Short exercise: All lines holding the string "this" are to be shown.

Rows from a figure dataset
● ● ● ●

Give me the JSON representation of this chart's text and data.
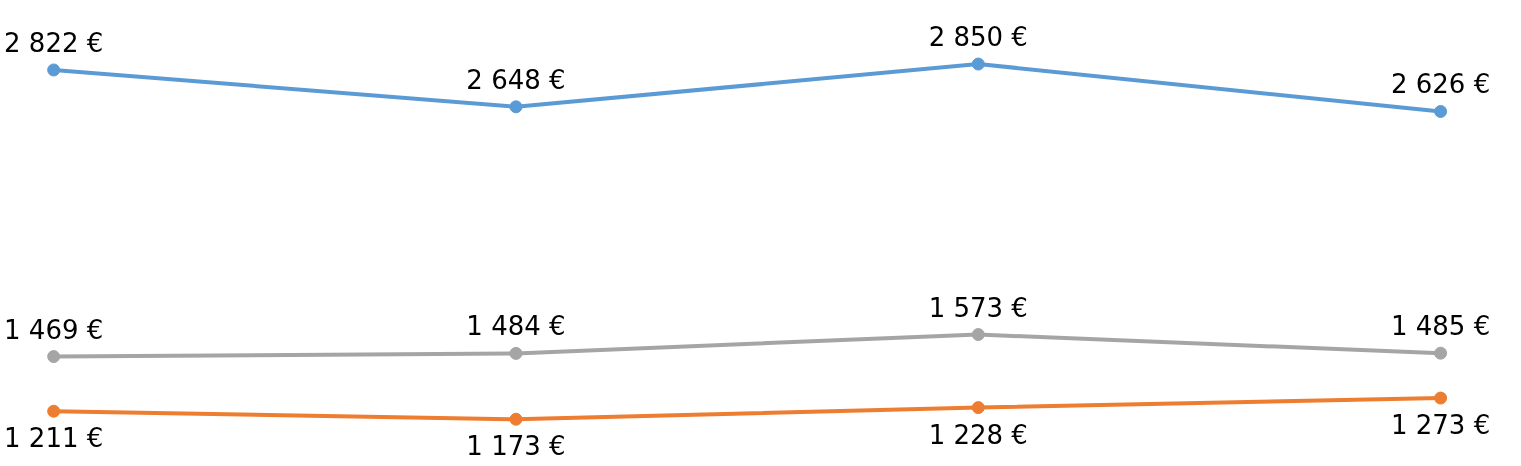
{
  "chart_data": {
    "type": "line",
    "categories": [
      null,
      null,
      null,
      null
    ],
    "ylim": [
      950,
      3150
    ],
    "tick_labels": false,
    "grid": false,
    "marker": "circle",
    "line_style": "solid",
    "series": [
      {
        "color": "#5b9bd5",
        "values": [
          2822,
          2648,
          2850,
          2626
        ],
        "value_labels": [
          "2 822 €",
          "2 648 €",
          "2 850 €",
          "2 626 €"
        ]
      },
      {
        "color": "#ed7d31",
        "values": [
          1211,
          1173,
          1228,
          1273
        ],
        "value_labels": [
          "1 211 €",
          "1 173 €",
          "1 228 €",
          "1 273 €"
        ]
      },
      {
        "color": "#a5a5a5",
        "values": [
          1469,
          1484,
          1573,
          1485
        ],
        "value_labels": [
          "1 469 €",
          "1 484 €",
          "1 573 €",
          "1 485 €"
        ]
      }
    ]
  }
}
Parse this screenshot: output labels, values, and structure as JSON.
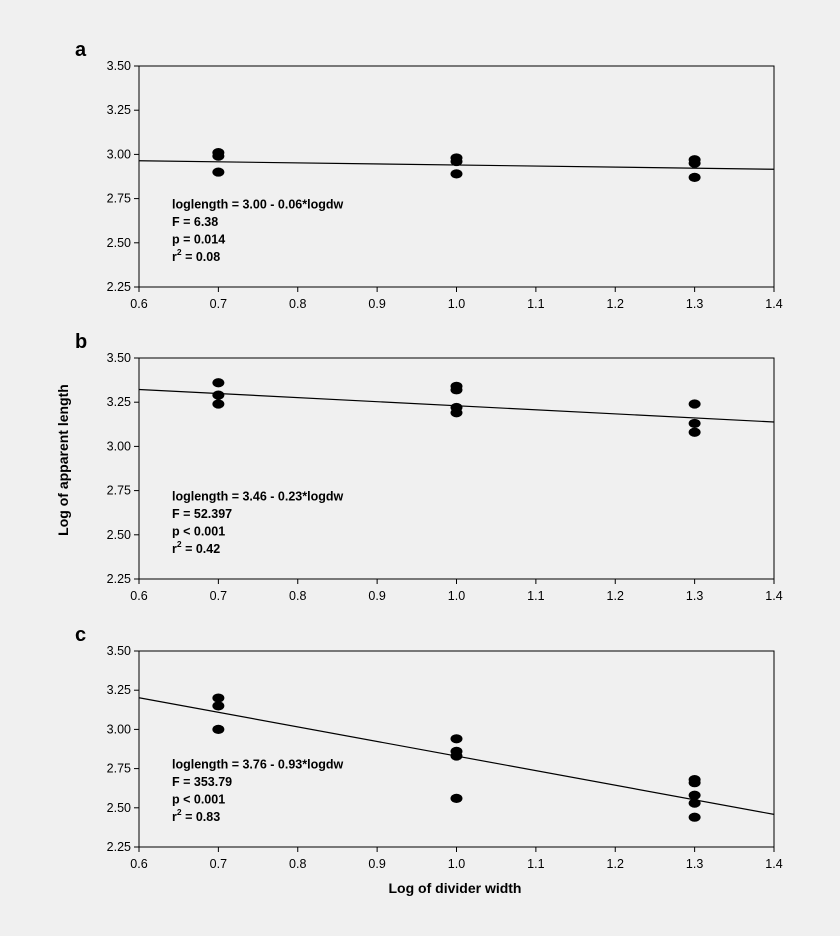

● ● ● ●

Written solution:
Give me the JSON representation of this chart's text and data.
Parse this screenshot: output labels, values, and structure as JSON.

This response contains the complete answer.